To do → Switch every "S1234567B" in the data below to "T7654321A" and write the lines out again with nothing else changed. Omit the pictures from your answer.

Excerpted records →
--------------------------------------------------

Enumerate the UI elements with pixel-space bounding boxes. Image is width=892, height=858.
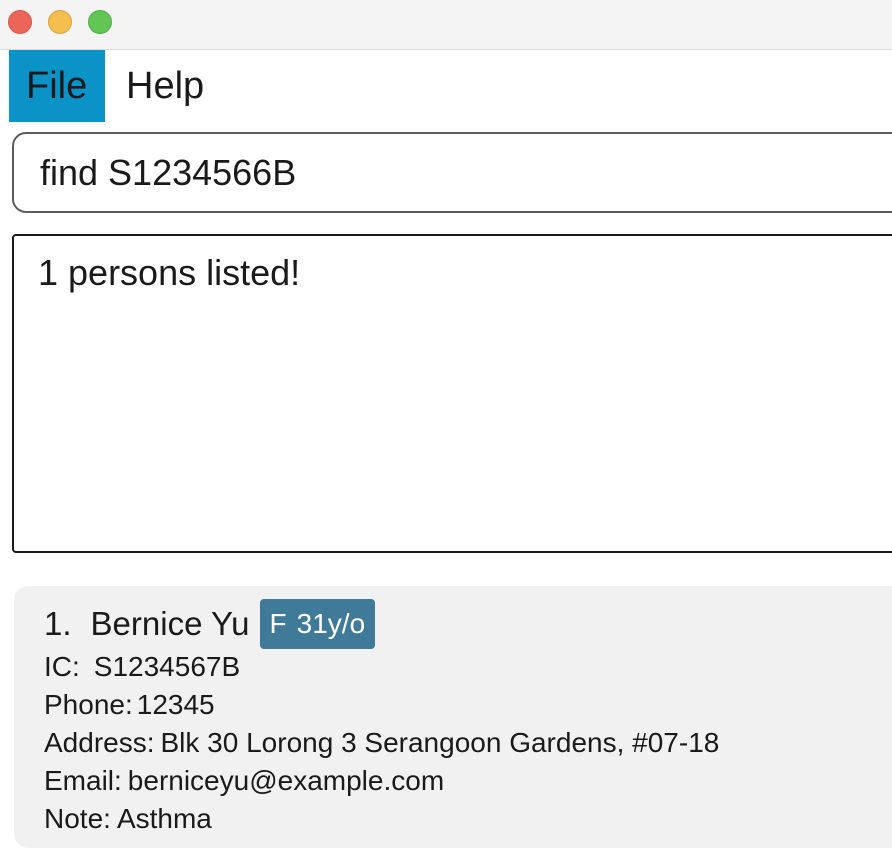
email-field: Email: berniceyu@example.com — [44, 765, 444, 797]
person-name: Bernice Yu — [90, 605, 250, 642]
email-label: Email: — [44, 765, 122, 796]
menu-bar: File Help — [0, 50, 892, 122]
note-label: Note: — [44, 803, 111, 834]
command-input[interactable] — [40, 150, 880, 196]
address-value: Blk 30 Lorong 3 Serangoon Gardens, #07-1… — [160, 727, 720, 758]
ic-value: S1234567B — [93, 651, 241, 682]
person-card[interactable]: 1. Bernice Yu F 31y/o IC: S1234567B Phone:… — [14, 586, 892, 848]
person-card-header: 1. Bernice Yu F 31y/o — [44, 599, 376, 649]
menu-file[interactable]: File — [9, 50, 105, 122]
ic-field: IC: S1234567B — [44, 651, 240, 683]
command-box[interactable] — [12, 132, 892, 213]
phone-value: 12345 — [136, 689, 215, 720]
email-value: berniceyu@example.com — [127, 765, 445, 796]
menu-help[interactable]: Help — [126, 50, 204, 122]
sex-value: F — [269, 608, 287, 639]
person-index: 1. — [44, 605, 72, 642]
address-label: Address: — [44, 727, 155, 758]
phone-label: Phone: — [44, 689, 133, 720]
window-titlebar — [0, 0, 892, 50]
note-field: Note: Asthma — [44, 803, 212, 835]
phone-field: Phone: 12345 — [44, 689, 215, 721]
result-display[interactable]: 1 persons listed! — [12, 234, 892, 553]
age-value: 31y/o — [296, 608, 366, 639]
sex-age-tag: F 31y/o — [259, 599, 376, 649]
close-window-button[interactable] — [8, 10, 32, 34]
note-value: Asthma — [116, 803, 212, 834]
address-field: Address: Blk 30 Lorong 3 Serangoon Garden… — [44, 727, 719, 759]
maximize-window-button[interactable] — [88, 10, 112, 34]
result-message: 1 persons listed! — [38, 252, 301, 293]
minimize-window-button[interactable] — [48, 10, 72, 34]
ic-label: IC: — [44, 651, 80, 682]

--------------------------------------------------

Final result →
Enumerate the UI elements with pixel-space bounding boxes. Image is width=892, height=858.
email-field: Email: berniceyu@example.com — [44, 765, 444, 797]
person-name: Bernice Yu — [90, 605, 250, 642]
email-label: Email: — [44, 765, 122, 796]
menu-bar: File Help — [0, 50, 892, 122]
note-label: Note: — [44, 803, 111, 834]
command-input[interactable] — [40, 150, 880, 196]
address-value: Blk 30 Lorong 3 Serangoon Gardens, #07-1… — [160, 727, 720, 758]
ic-value: T7654321A — [93, 651, 241, 682]
person-card[interactable]: 1. Bernice Yu F 31y/o IC: T7654321A Phone:… — [14, 586, 892, 848]
person-card-header: 1. Bernice Yu F 31y/o — [44, 599, 376, 649]
menu-file[interactable]: File — [9, 50, 105, 122]
ic-field: IC: T7654321A — [44, 651, 240, 683]
command-box[interactable] — [12, 132, 892, 213]
phone-value: 12345 — [136, 689, 215, 720]
email-value: berniceyu@example.com — [127, 765, 445, 796]
menu-help[interactable]: Help — [126, 50, 204, 122]
sex-value: F — [269, 608, 287, 639]
person-index: 1. — [44, 605, 72, 642]
address-label: Address: — [44, 727, 155, 758]
phone-label: Phone: — [44, 689, 133, 720]
window-titlebar — [0, 0, 892, 50]
note-field: Note: Asthma — [44, 803, 212, 835]
phone-field: Phone: 12345 — [44, 689, 215, 721]
result-display[interactable]: 1 persons listed! — [12, 234, 892, 553]
age-value: 31y/o — [296, 608, 366, 639]
sex-age-tag: F 31y/o — [259, 599, 376, 649]
close-window-button[interactable] — [8, 10, 32, 34]
note-value: Asthma — [116, 803, 212, 834]
address-field: Address: Blk 30 Lorong 3 Serangoon Garden… — [44, 727, 719, 759]
maximize-window-button[interactable] — [88, 10, 112, 34]
result-message: 1 persons listed! — [38, 252, 301, 293]
minimize-window-button[interactable] — [48, 10, 72, 34]
ic-label: IC: — [44, 651, 80, 682]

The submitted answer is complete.